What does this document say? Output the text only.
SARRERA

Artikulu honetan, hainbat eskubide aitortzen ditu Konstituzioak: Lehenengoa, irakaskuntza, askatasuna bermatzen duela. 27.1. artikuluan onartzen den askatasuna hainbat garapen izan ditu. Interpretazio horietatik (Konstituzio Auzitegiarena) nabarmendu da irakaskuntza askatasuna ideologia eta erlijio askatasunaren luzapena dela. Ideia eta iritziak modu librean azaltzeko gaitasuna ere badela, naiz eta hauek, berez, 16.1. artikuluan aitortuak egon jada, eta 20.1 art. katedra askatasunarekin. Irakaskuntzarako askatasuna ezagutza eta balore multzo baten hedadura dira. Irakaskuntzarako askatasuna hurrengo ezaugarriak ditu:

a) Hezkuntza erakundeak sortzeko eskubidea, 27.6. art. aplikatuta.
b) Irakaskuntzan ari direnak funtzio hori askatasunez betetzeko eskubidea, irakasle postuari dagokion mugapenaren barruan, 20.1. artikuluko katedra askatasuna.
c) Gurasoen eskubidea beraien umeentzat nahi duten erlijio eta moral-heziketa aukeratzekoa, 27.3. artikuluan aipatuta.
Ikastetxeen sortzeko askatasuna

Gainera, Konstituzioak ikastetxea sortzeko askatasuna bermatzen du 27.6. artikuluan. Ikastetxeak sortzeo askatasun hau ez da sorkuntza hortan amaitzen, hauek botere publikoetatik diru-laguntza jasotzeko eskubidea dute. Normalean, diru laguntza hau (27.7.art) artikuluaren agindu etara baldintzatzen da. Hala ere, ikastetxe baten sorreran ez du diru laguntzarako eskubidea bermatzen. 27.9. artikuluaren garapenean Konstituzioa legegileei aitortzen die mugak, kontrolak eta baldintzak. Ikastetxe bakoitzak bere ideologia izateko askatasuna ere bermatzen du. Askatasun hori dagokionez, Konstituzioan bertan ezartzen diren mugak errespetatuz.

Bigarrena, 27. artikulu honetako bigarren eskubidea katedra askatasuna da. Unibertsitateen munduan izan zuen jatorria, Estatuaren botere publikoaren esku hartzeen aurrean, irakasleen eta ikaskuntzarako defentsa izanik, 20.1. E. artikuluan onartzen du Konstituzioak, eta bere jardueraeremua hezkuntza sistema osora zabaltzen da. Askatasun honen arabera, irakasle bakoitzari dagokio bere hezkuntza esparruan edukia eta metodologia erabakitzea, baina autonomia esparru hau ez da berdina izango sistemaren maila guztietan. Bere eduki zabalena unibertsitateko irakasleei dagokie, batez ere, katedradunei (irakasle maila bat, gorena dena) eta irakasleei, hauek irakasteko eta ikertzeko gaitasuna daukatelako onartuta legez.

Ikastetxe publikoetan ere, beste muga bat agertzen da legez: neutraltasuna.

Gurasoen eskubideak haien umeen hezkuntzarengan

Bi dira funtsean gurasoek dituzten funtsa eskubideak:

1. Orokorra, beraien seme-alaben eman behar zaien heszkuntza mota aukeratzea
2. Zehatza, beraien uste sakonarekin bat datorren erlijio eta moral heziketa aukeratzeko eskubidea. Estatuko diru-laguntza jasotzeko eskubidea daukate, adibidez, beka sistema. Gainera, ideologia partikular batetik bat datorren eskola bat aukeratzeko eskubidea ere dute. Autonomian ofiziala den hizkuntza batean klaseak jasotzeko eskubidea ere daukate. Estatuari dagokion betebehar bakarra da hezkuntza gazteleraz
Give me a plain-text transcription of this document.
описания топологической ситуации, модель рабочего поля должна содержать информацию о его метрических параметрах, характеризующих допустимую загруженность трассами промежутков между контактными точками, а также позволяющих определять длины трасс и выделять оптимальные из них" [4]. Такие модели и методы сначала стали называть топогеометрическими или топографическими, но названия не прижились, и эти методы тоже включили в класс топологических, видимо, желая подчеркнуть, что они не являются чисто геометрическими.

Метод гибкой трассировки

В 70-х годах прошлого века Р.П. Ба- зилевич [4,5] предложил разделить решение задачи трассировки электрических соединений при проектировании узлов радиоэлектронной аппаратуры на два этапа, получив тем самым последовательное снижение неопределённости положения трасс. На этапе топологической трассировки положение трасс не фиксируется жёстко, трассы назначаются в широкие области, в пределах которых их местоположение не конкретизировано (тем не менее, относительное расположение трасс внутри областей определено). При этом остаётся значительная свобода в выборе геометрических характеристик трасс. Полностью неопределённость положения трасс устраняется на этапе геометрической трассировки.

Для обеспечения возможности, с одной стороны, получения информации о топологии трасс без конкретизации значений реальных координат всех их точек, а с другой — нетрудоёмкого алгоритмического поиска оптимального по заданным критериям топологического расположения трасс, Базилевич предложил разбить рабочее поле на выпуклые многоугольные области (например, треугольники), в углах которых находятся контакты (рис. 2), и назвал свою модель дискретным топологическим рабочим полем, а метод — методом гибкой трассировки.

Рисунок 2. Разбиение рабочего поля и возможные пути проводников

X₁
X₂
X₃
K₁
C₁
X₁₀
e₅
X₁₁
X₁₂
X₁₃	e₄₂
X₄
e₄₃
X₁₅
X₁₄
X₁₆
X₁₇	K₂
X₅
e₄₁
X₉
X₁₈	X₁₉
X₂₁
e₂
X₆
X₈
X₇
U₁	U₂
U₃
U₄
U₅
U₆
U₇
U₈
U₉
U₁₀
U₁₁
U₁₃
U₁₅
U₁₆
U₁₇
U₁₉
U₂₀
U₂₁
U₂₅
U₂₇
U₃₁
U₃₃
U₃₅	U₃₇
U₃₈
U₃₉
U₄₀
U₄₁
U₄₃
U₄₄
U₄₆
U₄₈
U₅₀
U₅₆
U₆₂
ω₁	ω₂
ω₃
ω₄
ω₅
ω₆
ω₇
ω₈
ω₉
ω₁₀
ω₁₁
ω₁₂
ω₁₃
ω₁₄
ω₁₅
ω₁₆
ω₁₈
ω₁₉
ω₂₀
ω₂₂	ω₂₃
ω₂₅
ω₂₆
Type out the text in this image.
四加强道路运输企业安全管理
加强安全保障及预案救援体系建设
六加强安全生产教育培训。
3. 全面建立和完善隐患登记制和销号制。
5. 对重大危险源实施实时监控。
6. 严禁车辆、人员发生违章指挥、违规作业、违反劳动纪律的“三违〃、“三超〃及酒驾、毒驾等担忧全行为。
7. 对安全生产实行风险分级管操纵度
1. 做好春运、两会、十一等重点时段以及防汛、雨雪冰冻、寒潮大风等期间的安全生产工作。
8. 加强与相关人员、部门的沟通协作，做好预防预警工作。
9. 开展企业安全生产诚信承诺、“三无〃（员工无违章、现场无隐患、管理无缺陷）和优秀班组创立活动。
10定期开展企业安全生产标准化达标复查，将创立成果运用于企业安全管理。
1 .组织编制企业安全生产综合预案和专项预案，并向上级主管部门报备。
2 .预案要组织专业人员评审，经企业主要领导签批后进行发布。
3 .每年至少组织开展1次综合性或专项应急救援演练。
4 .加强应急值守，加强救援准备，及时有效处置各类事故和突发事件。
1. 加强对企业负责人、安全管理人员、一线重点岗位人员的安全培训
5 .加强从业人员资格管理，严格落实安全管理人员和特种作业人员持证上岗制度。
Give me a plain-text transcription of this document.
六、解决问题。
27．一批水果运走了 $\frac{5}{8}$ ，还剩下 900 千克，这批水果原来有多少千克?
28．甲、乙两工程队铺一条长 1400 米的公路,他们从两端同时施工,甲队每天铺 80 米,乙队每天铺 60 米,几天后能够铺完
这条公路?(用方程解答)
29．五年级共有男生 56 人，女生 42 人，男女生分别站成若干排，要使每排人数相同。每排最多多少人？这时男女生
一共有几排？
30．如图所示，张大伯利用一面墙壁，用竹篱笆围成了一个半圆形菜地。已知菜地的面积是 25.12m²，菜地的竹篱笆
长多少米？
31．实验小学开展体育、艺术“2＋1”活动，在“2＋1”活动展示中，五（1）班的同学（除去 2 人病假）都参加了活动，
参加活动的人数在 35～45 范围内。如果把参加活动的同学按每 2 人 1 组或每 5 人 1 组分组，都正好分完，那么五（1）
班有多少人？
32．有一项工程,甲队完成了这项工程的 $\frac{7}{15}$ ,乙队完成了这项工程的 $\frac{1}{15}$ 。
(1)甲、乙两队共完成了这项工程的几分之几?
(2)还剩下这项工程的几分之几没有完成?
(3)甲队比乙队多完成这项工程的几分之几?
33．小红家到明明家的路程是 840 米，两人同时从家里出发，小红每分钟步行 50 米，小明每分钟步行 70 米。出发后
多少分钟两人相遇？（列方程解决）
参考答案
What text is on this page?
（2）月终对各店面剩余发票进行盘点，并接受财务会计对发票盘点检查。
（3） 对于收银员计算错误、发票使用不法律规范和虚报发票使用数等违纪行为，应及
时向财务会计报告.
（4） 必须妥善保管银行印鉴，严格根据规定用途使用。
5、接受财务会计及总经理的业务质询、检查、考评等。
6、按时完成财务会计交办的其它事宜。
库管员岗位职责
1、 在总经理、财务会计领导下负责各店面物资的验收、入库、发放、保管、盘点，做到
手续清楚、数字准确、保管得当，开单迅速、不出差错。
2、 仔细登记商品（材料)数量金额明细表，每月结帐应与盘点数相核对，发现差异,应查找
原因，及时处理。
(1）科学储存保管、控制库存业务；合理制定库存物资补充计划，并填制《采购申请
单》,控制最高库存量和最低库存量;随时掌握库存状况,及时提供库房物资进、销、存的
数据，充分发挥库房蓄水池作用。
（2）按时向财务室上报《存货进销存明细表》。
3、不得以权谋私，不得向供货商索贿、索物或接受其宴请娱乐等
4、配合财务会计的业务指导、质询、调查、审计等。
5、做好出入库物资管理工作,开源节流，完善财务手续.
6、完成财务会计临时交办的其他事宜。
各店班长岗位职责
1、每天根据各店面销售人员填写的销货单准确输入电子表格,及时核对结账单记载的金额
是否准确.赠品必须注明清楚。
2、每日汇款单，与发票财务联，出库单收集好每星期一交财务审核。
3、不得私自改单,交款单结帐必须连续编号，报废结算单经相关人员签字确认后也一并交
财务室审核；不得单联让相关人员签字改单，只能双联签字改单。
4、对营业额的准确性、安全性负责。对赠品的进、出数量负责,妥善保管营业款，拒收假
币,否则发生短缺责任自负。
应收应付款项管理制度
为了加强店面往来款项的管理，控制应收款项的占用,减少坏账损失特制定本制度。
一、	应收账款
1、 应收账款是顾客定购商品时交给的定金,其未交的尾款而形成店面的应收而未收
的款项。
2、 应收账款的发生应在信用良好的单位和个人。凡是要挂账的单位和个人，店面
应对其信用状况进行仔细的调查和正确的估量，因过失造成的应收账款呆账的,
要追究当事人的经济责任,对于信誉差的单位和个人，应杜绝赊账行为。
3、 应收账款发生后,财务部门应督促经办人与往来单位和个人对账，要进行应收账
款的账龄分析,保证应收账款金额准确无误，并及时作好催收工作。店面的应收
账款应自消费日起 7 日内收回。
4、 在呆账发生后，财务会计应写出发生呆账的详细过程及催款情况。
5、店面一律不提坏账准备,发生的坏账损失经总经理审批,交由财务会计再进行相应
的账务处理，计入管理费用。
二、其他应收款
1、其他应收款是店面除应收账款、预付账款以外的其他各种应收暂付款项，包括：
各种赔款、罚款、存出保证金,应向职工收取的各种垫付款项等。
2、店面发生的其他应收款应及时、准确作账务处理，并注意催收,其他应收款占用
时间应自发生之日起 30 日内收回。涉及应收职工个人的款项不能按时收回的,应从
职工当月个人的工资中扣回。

Aim of the exercise: Read through the lines above and collect those that contain the string "Gurasoen".

Response to the task:
c) Gurasoen eskubidea beraien umeentzat nahi duten erlijio eta moral-heziketa aukeratzekoa, 27.3. artikuluan aipatuta.
Gurasoen eskubideak haien umeen hezkuntzarengan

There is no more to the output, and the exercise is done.